*Document text*
Though, by subsequent amendment in the year 2018, Section 20 has been substituted, however, in the present case, the unamended act would apply because not only the agreement to sell was executed prior to the amendment but even the suit was filed and decreed by the Court of first instance prior to the amendment. The amendment came into effect during the pendency of the first appeal. 15. In the considered view of this Court, the plaintiff is not entitled to the relief of specific performance on account of the following reasons:- 1. The defendant has successfully proved that Sh. Karnail Singh and Sh. Nand Kishore entered into two different agreements to sell various parcels of land in the same village or adjoining village in favour of the plaintiff-Sh. Krishan Kumar which were cancelled after receipt of money by the plaintiff. In those cases also, the plaintiff adopted a similar modus operandi of getting the agreements to sell executed in his favour to secure the repayment of the loan. 2. As per the agreement to sell, the sale deed was to be executed on or before 15.09.2009. The plaintiff paid another sum of Rs. 6,60,000/- on 06.02.2009. Thus, by 06.02.2009, 90% of the payment had already been paid. However, still by a writing dated 14.09.2009, the period for execution of the sale deed was extended by another year i.e. from 15.09.2009 to 15.05.2010. Even thereafter, the plaintiff filed the suit for specific performance on 14.06.2011 i.e. after a gap of more than one year. 3. Moreover, the plaintiff has not explained the reason for not filing the suit immediately after 15.05.2010, when the defendants did not come forward to honour their part of the agreement. The plaintiff neither sent a notice to the defendants nor took any steps to ensure the registration of the sale deed. 4. Sh. Gujraj Singh, one of the marginal witness of the agreement to sell has appeared as DW-8 on behalf of the defendant. He has categorically stated that modus operandi of the plaintiff is to get the similar agreements to sell executed from the persons to whom he lends the money. The defendant has also examined DW-6 Sh. Mahender Singh (Ex-Sarpanch) and present Nambardar, DW-7 Sh. Inder Lal (Ex-Sarpanch) to prove that Sh.

*Listed entries*

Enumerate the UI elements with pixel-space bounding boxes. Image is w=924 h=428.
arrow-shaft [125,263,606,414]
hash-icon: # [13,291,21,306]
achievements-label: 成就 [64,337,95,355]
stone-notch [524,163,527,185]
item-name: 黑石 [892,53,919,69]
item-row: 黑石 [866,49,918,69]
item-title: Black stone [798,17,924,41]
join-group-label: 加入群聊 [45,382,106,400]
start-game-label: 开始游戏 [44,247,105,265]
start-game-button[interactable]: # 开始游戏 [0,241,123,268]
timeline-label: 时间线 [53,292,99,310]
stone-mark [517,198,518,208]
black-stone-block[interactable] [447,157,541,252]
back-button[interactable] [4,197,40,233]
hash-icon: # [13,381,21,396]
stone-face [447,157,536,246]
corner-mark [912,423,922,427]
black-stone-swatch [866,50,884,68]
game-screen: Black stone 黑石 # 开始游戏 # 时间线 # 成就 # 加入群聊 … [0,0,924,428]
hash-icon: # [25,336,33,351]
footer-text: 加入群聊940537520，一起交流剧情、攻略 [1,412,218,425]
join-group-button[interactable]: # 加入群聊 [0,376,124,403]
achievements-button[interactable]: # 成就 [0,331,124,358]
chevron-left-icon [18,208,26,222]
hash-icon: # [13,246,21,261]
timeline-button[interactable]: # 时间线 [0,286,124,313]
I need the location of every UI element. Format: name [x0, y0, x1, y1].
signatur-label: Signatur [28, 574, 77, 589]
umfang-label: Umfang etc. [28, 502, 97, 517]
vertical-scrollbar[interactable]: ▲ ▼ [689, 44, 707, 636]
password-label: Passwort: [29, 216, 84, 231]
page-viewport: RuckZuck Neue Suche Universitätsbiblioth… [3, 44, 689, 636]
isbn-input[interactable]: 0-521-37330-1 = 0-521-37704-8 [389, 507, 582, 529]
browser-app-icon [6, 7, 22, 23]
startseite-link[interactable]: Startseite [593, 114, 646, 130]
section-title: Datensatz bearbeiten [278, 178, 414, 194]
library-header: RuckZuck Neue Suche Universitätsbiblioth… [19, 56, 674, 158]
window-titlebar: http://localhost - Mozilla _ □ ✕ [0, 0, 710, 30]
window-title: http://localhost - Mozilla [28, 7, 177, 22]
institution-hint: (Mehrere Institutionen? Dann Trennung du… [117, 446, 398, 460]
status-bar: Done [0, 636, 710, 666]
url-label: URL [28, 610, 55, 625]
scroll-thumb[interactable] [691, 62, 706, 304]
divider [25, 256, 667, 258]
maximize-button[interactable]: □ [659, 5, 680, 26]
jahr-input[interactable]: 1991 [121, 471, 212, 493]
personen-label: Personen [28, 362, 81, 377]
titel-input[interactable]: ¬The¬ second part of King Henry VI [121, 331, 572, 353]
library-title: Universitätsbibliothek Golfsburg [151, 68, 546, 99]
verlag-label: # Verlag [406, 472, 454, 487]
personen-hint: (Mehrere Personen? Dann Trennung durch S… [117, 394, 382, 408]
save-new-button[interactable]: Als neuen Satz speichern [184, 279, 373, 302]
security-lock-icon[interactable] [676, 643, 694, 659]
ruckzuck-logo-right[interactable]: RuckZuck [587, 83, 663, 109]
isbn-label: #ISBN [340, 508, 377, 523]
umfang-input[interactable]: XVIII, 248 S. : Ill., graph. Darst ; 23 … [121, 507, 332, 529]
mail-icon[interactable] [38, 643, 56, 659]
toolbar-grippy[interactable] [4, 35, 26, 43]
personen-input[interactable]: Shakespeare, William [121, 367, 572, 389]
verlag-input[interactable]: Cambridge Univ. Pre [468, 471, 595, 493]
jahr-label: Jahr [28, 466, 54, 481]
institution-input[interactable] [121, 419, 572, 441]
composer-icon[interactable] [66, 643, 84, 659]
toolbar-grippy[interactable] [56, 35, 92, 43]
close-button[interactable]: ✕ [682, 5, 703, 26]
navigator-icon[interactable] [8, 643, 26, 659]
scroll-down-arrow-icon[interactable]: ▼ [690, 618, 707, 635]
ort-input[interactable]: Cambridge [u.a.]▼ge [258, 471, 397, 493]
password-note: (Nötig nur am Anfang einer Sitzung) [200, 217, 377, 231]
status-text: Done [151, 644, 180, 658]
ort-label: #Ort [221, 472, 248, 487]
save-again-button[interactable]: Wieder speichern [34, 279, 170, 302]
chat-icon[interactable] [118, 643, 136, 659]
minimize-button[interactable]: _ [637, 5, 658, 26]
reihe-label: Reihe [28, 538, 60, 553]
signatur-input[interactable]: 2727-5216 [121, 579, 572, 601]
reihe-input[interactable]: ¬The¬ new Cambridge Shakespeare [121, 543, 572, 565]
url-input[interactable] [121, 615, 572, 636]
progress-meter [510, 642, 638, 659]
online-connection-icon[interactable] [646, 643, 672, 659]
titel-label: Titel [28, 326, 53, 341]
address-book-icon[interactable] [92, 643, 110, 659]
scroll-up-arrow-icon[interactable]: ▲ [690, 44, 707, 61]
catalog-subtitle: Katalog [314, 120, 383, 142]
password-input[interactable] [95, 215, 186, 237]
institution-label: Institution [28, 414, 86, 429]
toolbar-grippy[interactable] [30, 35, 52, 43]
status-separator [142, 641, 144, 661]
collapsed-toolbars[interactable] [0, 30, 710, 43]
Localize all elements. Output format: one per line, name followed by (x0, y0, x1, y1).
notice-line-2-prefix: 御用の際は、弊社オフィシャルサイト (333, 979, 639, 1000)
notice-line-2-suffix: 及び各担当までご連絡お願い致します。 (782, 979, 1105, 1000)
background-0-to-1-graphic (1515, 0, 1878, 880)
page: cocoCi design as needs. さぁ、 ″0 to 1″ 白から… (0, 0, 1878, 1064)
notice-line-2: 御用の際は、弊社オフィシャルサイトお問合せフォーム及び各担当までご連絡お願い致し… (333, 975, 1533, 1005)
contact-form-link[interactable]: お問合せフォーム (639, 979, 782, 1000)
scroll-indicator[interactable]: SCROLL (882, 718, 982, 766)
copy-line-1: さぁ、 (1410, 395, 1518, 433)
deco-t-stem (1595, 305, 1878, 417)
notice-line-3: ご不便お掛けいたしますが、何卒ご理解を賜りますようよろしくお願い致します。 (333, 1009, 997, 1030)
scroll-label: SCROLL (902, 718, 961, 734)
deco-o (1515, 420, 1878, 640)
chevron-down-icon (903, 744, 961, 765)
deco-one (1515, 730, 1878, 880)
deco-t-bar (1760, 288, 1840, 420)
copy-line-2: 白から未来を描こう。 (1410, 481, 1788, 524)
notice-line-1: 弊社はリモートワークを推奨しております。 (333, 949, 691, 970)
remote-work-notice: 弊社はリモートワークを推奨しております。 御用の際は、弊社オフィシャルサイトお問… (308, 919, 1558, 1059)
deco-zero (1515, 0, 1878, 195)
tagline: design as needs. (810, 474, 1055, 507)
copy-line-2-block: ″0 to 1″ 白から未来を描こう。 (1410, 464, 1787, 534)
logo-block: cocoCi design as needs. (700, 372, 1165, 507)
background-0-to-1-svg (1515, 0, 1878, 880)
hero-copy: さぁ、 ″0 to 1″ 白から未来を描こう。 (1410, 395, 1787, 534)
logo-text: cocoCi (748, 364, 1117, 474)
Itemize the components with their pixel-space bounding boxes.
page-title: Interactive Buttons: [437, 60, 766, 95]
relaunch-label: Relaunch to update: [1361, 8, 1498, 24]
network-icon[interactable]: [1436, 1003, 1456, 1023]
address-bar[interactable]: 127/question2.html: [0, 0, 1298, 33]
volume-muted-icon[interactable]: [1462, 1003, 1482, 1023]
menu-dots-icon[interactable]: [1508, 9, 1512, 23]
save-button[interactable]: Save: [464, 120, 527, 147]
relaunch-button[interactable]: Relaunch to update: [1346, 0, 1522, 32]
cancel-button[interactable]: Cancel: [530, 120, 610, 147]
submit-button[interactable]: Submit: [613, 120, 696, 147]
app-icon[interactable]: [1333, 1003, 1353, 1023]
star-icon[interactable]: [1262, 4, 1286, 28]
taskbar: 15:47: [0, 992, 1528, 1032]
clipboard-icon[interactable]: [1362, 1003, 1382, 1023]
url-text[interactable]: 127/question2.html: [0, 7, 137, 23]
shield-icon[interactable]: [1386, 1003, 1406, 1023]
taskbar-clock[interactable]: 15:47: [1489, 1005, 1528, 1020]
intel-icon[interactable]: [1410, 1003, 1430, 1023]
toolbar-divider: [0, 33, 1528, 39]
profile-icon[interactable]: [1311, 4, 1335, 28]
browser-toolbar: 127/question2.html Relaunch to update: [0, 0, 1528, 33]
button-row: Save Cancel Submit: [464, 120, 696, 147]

*Exercise objective*
Copy out the whole court judgment passage on the specific performance suit above, word for word.

*Solution*
Though, by subsequent amendment in the year 2018, Section 20 has been substituted, however, in the present case, the unamended act would apply because not only the agreement to sell was executed prior to the amendment but even the suit was filed and decreed by the Court of first instance prior to the amendment. The amendment came into effect during the pendency of the first appeal. 15. In the considered view of this Court, the plaintiff is not entitled to the relief of specific performance on account of the following reasons:- 1. The defendant has successfully proved that Sh. Karnail Singh and Sh. Nand Kishore entered into two different agreements to sell various parcels of land in the same village or adjoining village in favour of the plaintiff-Sh. Krishan Kumar which were cancelled after receipt of money by the plaintiff. In those cases also, the plaintiff adopted a similar modus operandi of getting the agreements to sell executed in his favour to secure the repayment of the loan. 2. As per the agreement to sell, the sale deed was to be executed on or before 15.09.2009. The plaintiff paid another sum of Rs. 6,60,000/- on 06.02.2009. Thus, by 06.02.2009, 90% of the payment had already been paid. However, still by a writing dated 14.09.2009, the period for execution of the sale deed was extended by another year i.e. from 15.09.2009 to 15.05.2010. Even thereafter, the plaintiff filed the suit for specific performance on 14.06.2011 i.e. after a gap of more than one year. 3. Moreover, the plaintiff has not explained the reason for not filing the suit immediately after 15.05.2010, when the defendants did not come forward to honour their part of the agreement. The plaintiff neither sent a notice to the defendants nor took any steps to ensure the registration of the sale deed. 4. Sh. Gujraj Singh, one of the marginal witness of the agreement to sell has appeared as DW-8 on behalf of the defendant. He has categorically stated that modus operandi of the plaintiff is to get the similar agreements to sell executed from the persons to whom he lends the money. The defendant has also examined DW-6 Sh. Mahender Singh (Ex-Sarpanch) and present Nambardar, DW-7 Sh. Inder Lal (Ex-Sarpanch) to prove that Sh.